Stored entries
*****
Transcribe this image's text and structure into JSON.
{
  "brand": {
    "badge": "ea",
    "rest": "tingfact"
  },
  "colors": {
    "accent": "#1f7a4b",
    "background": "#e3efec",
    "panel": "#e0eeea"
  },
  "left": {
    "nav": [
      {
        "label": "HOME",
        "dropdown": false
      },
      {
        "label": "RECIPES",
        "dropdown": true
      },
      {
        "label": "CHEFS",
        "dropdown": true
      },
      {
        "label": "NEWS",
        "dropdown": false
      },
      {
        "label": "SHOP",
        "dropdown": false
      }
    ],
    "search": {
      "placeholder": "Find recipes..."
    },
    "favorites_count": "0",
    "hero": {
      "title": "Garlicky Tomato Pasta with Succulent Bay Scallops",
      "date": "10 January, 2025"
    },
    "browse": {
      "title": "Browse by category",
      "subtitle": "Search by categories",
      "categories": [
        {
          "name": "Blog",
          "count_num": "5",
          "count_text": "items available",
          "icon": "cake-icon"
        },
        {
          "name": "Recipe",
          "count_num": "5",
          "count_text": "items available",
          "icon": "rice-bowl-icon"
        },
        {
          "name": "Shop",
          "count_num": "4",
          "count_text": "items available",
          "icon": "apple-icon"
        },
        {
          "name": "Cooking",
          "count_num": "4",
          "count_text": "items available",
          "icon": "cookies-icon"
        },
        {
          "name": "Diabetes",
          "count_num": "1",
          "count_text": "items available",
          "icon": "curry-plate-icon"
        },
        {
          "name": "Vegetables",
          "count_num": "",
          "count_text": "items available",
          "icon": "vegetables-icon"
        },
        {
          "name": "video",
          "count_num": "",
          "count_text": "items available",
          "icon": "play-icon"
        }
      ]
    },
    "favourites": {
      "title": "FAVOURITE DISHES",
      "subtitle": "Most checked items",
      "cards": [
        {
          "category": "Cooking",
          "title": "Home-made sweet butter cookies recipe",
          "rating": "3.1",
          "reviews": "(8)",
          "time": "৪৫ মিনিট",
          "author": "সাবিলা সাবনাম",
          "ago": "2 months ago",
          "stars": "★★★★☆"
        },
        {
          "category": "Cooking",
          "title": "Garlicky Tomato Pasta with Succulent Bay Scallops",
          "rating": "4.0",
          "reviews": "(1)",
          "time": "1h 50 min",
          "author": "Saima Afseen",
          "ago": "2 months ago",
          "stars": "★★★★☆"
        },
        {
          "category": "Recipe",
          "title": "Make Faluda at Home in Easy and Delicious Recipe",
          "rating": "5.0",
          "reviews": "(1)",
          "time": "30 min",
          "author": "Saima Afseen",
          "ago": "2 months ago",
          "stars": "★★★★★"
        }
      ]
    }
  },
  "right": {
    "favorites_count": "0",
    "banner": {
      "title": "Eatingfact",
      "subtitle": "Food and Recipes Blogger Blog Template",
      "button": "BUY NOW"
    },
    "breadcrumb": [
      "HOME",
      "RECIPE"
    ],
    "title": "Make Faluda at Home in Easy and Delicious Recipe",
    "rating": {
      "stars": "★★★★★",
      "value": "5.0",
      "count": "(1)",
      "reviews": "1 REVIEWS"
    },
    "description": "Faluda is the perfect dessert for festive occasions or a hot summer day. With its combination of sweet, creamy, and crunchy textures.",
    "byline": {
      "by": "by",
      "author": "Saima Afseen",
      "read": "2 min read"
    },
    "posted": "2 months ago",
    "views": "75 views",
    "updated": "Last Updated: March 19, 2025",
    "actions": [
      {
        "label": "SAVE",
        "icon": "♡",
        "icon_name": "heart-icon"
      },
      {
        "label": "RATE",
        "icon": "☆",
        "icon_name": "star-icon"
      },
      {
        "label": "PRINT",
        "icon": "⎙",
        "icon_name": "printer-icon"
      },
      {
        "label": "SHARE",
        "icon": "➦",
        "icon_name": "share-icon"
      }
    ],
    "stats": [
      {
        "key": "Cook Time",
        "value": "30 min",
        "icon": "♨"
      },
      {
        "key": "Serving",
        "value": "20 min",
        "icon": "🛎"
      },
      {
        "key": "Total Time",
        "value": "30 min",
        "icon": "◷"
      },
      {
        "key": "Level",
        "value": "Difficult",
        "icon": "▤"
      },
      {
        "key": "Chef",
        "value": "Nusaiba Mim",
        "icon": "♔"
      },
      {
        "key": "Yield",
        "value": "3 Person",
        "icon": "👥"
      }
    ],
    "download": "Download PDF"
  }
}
*****
The problem
Copy each line of the data above that holds "cookies".

Solution to the problem
          "icon": "cookies-icon"
          "title": "Home-made sweet butter cookies recipe",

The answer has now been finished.